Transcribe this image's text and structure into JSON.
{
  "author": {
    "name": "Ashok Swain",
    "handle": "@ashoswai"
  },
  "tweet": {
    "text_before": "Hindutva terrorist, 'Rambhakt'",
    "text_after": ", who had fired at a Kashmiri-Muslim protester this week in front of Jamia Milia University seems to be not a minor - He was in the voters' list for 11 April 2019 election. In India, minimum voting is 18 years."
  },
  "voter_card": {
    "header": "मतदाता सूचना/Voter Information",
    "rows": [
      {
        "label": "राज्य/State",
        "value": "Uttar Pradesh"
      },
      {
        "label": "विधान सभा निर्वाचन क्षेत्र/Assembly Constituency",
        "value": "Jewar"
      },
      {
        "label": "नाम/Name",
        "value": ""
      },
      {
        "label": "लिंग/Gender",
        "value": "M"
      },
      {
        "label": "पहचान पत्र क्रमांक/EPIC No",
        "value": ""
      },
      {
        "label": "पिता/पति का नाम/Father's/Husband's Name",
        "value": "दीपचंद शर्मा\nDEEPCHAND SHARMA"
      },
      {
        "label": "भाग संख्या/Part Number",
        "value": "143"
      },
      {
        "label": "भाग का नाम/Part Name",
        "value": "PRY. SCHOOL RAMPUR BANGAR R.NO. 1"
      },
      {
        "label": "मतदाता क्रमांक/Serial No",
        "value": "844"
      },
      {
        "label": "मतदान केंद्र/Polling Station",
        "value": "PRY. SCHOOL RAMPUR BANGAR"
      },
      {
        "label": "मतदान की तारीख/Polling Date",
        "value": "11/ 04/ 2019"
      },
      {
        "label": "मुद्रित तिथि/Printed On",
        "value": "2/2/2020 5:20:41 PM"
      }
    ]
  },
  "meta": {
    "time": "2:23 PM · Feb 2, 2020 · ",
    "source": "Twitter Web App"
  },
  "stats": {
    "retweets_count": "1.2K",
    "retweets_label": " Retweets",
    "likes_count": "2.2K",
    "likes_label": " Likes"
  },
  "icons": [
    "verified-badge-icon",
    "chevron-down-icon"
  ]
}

____

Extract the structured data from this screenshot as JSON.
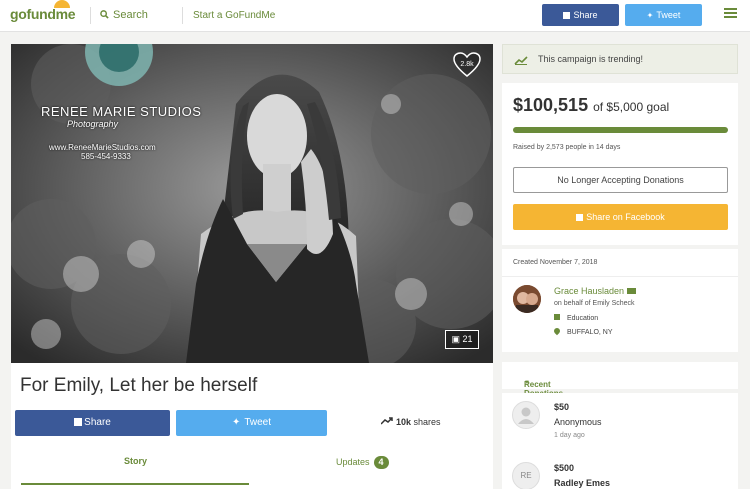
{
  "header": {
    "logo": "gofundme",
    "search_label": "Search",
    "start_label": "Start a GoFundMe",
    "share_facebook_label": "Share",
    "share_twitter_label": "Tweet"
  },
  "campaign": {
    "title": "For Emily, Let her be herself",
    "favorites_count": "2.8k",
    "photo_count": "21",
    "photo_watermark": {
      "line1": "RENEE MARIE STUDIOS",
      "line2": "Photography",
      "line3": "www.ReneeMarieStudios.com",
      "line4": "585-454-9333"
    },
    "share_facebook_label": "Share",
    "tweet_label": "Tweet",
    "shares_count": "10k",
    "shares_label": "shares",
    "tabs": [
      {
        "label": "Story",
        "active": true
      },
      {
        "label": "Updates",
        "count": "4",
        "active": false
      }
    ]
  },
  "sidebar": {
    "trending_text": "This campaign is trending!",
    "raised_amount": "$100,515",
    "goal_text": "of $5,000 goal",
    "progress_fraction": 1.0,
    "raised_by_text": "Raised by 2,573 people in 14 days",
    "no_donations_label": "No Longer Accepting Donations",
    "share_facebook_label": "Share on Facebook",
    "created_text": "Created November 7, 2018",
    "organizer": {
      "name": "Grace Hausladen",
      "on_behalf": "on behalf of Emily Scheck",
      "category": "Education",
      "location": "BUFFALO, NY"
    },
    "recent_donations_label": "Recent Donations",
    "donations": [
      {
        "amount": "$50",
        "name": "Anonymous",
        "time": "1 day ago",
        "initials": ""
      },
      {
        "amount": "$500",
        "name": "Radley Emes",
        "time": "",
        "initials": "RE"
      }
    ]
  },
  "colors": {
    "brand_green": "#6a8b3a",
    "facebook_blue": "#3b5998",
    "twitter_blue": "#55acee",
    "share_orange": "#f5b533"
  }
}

____

Identify each line in the entries with the word "Emily" and copy it.

    "title": "For Emily, Let her be herself",
      "on_behalf": "on behalf of Emily Scheck",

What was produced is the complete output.